--- START ---
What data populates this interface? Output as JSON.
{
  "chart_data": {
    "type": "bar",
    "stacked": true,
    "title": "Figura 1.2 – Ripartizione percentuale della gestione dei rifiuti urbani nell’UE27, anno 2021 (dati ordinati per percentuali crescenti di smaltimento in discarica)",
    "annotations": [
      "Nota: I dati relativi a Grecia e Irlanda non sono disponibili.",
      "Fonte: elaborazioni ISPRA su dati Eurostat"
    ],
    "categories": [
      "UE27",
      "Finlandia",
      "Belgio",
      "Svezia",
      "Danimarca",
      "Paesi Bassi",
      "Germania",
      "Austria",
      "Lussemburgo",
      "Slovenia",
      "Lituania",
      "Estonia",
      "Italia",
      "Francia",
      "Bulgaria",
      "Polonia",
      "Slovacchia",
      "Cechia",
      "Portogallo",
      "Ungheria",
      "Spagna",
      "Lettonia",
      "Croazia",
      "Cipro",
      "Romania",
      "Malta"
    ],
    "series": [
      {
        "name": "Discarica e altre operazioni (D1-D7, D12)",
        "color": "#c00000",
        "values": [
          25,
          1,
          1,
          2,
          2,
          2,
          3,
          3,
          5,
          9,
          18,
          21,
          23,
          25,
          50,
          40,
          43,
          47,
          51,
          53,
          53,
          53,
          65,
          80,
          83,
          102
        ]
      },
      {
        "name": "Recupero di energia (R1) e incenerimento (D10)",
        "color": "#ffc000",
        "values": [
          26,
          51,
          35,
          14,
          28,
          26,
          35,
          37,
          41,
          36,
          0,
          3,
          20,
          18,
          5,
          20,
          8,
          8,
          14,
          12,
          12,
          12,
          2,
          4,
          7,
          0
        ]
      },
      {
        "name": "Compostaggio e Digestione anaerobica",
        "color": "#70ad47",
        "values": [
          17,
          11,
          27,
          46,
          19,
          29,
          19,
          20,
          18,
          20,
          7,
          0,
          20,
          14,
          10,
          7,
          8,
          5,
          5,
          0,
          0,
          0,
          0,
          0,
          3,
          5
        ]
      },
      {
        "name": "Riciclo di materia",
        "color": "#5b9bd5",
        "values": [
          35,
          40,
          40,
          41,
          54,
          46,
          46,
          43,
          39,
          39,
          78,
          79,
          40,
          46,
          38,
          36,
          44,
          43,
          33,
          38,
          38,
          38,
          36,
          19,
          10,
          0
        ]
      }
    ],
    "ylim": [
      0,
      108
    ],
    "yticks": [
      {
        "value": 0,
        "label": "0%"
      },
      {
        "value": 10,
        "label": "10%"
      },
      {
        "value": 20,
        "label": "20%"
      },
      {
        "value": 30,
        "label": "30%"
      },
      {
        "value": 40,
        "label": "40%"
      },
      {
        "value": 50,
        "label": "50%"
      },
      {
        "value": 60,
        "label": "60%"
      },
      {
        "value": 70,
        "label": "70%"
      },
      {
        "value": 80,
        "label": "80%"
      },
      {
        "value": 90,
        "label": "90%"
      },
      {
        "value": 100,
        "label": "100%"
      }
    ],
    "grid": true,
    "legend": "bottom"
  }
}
--- END ---
WHAT IS ASKED => Pull out each line containing the word "dati" and copy it.

WRITTEN ANSWER =>
    "title": "Figura 1.2 – Ripartizione percentuale della gestione dei rifiuti urbani nell’UE27, anno 2021 (dati ordinati per percentuali crescenti di smaltimento in discarica)",
      "Nota: I dati relativi a Grecia e Irlanda non sono disponibili.",
      "Fonte: elaborazioni ISPRA su dati Eurostat"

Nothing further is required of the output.